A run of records
┌──
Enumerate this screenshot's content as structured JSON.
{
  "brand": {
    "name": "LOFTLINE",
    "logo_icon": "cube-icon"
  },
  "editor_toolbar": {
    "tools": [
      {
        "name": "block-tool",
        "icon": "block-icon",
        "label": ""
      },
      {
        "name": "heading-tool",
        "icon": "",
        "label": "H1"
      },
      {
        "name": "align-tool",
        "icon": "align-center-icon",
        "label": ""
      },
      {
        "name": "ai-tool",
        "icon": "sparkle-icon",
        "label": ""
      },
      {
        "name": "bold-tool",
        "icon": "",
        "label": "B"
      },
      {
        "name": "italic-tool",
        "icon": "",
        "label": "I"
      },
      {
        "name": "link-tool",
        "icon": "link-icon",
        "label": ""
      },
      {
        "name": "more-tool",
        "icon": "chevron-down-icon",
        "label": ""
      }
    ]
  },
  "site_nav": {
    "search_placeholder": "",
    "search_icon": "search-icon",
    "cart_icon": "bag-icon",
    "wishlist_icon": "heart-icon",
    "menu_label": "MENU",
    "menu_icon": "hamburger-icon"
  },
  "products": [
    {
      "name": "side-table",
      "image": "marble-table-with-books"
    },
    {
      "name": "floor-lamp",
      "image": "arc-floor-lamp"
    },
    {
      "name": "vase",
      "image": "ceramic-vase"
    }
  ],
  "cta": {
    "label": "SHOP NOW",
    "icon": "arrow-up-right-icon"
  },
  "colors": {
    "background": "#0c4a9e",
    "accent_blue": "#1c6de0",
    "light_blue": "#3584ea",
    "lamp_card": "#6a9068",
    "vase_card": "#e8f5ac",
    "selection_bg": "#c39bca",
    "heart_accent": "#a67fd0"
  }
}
└──
- Work required -
Copy each line from the records above that includes the string "name".

- Solution for this exercise -
    "name": "LOFTLINE",
        "name": "block-tool",
        "name": "heading-tool",
        "name": "align-tool",
        "name": "ai-tool",
        "name": "bold-tool",
        "name": "italic-tool",
        "name": "link-tool",
        "name": "more-tool",
      "name": "side-table",
      "name": "floor-lamp",
      "name": "vase",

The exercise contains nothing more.